Recorded data:
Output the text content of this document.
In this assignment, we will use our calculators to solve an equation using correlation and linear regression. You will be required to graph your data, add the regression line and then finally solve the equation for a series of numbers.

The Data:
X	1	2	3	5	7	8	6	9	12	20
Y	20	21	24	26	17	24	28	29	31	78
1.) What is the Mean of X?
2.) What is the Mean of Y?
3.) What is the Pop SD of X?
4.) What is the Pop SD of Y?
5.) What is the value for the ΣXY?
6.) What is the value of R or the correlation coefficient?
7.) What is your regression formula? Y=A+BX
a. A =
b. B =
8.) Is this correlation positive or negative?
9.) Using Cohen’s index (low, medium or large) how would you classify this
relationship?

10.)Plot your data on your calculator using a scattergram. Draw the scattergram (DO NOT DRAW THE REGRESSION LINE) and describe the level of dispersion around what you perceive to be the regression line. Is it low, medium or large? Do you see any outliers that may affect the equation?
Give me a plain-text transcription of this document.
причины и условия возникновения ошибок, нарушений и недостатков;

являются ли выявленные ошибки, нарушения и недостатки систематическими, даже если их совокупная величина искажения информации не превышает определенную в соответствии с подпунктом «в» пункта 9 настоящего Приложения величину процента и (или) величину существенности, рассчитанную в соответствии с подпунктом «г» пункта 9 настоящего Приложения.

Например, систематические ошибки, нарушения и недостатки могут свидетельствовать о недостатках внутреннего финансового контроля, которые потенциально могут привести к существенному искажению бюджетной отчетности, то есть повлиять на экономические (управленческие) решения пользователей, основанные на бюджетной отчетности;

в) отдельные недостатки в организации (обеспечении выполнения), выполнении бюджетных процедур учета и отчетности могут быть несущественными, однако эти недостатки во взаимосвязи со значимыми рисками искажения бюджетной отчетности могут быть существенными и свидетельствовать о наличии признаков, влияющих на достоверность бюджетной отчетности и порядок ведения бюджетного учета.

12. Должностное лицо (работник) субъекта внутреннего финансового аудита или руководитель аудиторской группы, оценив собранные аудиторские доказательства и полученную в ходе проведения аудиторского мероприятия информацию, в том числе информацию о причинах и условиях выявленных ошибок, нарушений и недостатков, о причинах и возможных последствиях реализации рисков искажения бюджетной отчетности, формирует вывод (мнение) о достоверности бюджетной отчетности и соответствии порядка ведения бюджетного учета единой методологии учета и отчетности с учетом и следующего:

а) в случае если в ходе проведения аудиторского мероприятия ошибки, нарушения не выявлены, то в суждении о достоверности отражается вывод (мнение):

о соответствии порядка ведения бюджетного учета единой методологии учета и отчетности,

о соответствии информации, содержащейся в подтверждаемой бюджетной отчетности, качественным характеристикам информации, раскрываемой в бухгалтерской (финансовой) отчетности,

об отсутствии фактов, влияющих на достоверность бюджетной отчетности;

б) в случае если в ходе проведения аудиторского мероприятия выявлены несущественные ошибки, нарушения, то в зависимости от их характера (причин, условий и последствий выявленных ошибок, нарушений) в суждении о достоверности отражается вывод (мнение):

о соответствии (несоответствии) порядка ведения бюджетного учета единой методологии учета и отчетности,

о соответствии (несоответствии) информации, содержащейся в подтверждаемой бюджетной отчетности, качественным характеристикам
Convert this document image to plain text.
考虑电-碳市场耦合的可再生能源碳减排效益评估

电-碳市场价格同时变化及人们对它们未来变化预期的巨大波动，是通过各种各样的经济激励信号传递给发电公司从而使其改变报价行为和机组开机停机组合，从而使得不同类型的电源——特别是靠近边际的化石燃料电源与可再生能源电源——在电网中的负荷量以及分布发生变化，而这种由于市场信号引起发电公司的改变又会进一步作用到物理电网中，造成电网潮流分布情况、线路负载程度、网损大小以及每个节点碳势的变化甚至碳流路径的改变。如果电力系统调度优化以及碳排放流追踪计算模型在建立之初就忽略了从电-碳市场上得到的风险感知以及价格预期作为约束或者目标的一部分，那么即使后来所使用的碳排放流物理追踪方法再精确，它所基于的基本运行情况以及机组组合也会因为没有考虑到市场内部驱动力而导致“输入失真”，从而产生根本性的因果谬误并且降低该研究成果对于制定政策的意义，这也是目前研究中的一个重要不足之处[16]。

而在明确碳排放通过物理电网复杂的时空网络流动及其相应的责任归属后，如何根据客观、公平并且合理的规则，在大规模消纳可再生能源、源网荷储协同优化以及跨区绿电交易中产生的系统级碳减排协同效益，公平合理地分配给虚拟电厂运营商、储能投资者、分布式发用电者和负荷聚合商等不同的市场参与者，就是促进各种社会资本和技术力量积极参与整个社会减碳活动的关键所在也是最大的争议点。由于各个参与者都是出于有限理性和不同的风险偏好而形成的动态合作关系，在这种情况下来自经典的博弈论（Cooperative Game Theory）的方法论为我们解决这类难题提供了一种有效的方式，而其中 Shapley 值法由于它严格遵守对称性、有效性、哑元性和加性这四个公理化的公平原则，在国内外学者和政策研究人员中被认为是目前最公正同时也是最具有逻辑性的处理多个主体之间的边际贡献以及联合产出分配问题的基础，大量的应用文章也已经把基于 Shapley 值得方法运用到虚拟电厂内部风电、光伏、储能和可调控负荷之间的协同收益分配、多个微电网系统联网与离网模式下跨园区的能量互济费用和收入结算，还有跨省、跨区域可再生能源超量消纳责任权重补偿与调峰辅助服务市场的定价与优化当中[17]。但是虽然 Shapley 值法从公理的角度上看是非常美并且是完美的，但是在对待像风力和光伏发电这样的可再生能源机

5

**Written request**
State how many lines above include the word "несоответствии", and nothing more.

**Final result**
2